Requirement »
Across the listing below, how many lines contain the string "Oktober"? Only the number is needed.
##### Excerpted records #####
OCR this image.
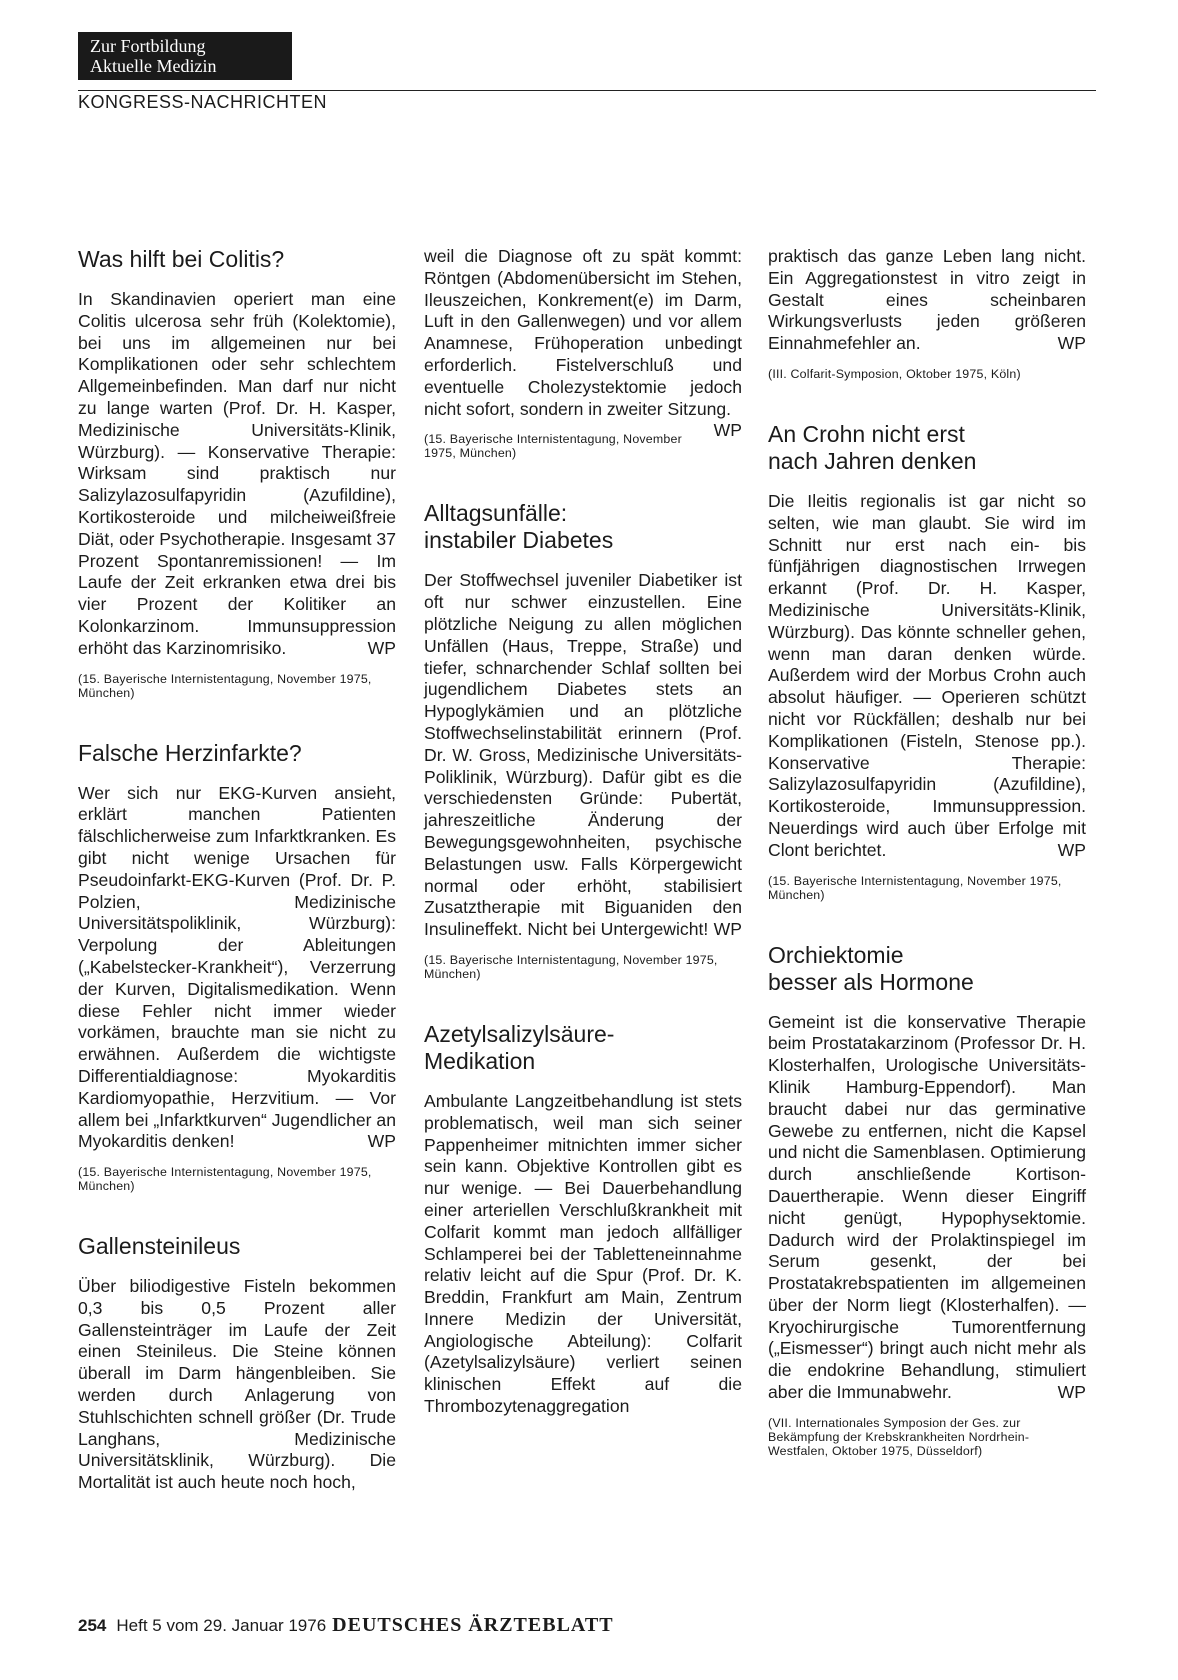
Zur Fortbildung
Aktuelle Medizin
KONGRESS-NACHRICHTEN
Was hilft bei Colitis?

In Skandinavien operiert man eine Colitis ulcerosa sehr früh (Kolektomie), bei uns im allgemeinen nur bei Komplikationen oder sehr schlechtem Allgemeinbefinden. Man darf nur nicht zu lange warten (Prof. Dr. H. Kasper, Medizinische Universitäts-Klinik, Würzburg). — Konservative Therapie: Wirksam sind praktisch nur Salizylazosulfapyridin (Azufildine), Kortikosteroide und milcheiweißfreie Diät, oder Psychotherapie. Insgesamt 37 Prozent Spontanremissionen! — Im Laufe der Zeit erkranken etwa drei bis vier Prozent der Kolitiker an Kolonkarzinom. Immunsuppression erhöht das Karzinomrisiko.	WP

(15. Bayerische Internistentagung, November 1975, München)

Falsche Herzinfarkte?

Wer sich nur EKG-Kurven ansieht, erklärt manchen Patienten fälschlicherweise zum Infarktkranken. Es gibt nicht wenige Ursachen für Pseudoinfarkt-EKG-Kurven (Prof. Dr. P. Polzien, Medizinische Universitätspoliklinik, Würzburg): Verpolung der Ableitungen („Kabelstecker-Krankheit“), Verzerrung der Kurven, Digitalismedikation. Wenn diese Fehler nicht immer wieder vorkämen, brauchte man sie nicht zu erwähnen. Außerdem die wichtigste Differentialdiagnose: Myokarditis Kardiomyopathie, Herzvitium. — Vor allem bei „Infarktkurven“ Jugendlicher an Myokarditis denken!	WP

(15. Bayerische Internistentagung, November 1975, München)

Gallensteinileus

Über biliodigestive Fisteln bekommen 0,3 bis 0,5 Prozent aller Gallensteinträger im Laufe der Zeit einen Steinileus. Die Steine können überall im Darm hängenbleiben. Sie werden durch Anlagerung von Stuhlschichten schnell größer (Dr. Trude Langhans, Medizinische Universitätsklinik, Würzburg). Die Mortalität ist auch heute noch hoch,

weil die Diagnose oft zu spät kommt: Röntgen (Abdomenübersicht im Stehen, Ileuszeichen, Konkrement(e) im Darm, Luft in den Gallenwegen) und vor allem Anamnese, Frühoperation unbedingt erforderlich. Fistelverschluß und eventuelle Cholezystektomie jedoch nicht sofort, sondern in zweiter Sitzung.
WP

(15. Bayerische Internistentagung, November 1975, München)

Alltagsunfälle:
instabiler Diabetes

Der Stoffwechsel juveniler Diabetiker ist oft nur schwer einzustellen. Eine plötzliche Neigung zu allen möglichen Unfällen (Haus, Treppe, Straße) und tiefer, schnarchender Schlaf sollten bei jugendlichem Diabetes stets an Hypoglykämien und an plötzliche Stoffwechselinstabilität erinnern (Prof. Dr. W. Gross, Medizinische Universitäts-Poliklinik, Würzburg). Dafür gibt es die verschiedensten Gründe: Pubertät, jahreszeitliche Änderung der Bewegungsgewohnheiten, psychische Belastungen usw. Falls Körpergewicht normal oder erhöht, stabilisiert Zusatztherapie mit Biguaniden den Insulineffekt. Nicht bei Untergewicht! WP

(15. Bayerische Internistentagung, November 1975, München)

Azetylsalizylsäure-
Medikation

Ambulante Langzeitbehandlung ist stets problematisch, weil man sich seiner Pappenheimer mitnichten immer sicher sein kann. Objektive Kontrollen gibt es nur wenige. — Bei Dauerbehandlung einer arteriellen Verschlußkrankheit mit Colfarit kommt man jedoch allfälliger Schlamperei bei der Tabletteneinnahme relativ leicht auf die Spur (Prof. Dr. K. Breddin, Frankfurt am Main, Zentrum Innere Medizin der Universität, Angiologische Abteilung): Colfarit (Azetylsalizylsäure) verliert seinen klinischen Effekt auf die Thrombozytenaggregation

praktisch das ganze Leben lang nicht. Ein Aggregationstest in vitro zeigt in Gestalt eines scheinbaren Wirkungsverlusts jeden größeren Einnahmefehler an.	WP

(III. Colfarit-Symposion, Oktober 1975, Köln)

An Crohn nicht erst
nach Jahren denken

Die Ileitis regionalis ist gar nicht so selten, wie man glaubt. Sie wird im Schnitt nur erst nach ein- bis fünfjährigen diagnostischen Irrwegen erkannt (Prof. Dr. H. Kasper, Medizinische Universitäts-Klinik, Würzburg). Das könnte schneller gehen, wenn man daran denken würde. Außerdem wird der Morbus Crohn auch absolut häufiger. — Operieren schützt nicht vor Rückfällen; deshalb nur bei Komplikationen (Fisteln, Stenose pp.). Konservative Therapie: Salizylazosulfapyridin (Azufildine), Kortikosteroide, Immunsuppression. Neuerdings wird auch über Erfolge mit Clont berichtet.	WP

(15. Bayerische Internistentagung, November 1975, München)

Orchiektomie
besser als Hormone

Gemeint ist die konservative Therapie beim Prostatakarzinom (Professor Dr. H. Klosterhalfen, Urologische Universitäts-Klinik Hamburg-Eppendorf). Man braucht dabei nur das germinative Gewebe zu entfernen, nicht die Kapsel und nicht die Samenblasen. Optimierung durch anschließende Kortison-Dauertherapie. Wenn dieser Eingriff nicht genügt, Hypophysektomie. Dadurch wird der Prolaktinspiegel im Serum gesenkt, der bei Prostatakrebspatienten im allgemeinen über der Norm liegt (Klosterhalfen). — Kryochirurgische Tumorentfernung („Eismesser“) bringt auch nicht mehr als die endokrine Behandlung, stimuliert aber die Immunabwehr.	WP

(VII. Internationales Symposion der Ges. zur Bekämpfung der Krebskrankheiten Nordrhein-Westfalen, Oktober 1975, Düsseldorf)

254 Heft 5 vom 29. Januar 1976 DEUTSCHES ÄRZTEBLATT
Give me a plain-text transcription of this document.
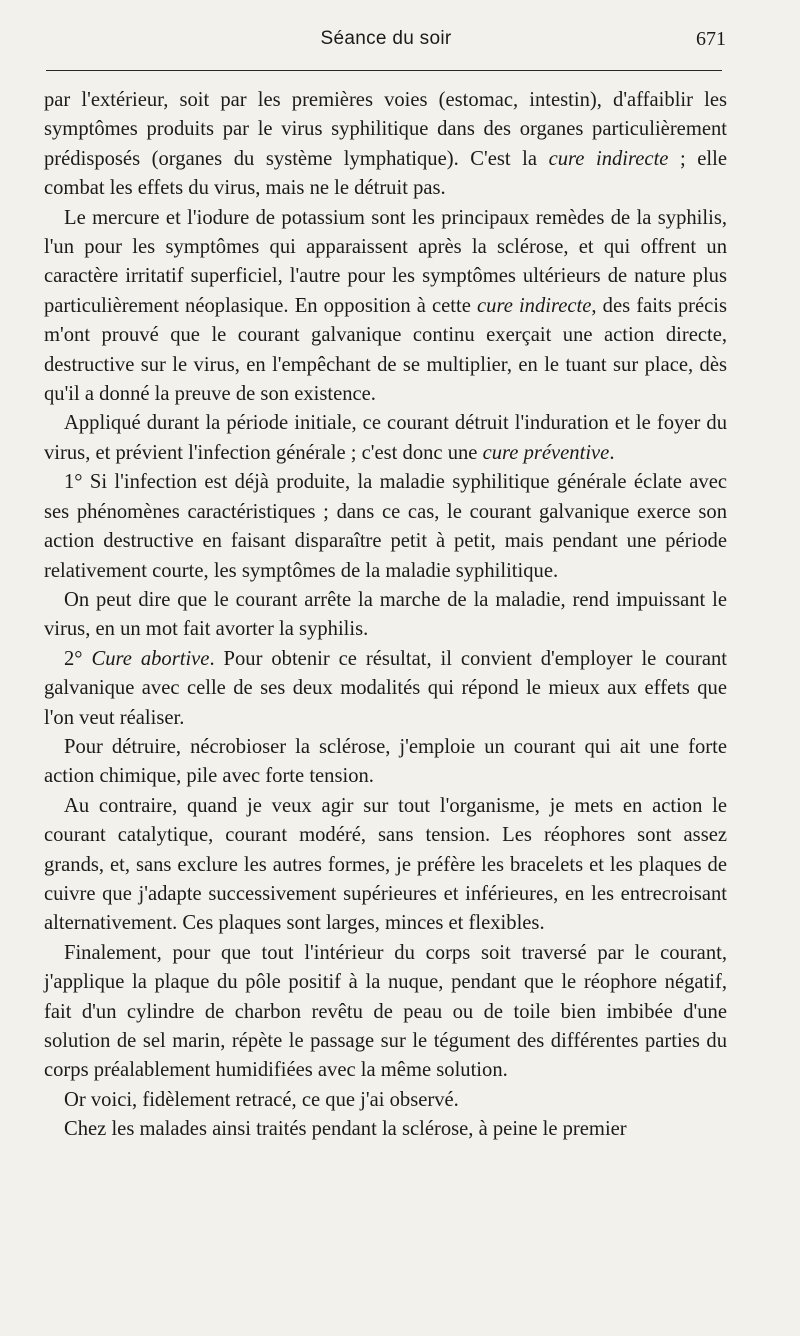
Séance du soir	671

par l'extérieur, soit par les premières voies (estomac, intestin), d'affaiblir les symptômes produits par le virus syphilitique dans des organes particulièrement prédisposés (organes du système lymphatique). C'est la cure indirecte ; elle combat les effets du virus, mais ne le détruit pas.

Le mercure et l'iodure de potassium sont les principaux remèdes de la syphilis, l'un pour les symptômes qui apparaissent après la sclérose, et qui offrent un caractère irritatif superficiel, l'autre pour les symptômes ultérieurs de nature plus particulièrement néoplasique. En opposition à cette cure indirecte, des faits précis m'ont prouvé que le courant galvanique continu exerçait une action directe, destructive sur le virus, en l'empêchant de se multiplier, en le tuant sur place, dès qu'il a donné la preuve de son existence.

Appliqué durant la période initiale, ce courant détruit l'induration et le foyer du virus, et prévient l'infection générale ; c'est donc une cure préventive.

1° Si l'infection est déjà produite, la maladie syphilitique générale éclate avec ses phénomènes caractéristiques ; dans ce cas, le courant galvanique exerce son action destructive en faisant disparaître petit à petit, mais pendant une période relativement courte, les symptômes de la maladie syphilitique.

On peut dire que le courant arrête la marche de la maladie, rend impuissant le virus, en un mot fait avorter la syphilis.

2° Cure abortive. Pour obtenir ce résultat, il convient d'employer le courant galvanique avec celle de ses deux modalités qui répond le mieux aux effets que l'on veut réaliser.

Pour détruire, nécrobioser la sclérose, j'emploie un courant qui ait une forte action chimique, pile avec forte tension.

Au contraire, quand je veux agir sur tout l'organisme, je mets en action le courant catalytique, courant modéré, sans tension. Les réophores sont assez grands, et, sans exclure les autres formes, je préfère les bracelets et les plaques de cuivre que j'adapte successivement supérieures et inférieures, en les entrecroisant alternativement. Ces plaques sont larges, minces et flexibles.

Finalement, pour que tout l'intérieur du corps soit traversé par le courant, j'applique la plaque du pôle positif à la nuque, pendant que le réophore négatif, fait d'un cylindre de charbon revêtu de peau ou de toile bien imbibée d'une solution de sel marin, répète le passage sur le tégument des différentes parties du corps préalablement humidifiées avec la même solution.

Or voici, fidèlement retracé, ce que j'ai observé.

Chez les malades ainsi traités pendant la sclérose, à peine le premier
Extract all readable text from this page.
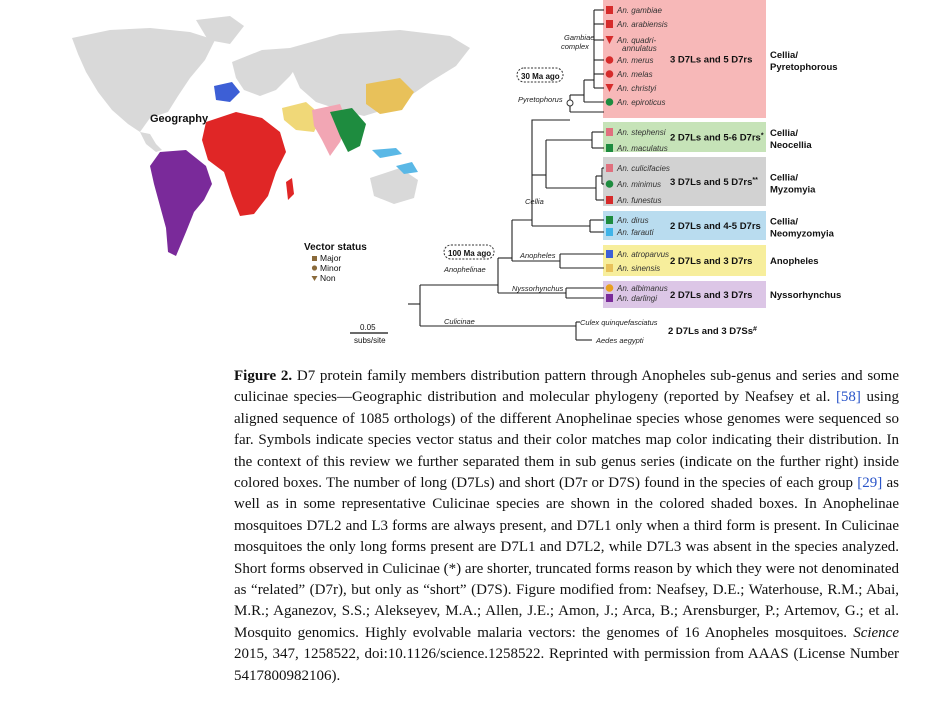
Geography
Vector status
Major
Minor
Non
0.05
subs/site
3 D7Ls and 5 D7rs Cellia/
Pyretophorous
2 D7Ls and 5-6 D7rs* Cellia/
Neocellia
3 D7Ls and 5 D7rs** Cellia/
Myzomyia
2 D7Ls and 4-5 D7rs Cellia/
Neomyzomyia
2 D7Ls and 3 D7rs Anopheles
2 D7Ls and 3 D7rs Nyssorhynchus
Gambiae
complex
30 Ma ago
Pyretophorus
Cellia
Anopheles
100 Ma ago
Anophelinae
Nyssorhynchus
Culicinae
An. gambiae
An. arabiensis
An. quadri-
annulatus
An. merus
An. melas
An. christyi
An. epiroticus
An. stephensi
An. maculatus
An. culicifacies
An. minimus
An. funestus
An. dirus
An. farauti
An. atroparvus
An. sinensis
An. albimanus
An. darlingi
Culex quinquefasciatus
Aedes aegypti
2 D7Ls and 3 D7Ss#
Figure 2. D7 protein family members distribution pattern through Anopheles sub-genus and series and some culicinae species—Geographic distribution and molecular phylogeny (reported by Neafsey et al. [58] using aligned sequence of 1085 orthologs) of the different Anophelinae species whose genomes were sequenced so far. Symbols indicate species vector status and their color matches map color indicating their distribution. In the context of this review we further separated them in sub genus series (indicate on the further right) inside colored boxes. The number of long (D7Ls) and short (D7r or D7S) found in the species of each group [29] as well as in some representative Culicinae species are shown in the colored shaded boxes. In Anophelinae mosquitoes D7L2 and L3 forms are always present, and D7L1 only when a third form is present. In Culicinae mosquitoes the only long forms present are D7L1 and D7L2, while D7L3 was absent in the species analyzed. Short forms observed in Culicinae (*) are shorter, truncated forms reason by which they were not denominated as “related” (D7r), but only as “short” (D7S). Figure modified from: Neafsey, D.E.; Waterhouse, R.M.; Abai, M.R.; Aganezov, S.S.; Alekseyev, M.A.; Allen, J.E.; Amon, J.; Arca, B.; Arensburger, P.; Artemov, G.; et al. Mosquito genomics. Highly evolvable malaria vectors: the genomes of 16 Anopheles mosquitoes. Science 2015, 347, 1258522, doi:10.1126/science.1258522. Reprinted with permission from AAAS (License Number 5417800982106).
#####
The completed task »
2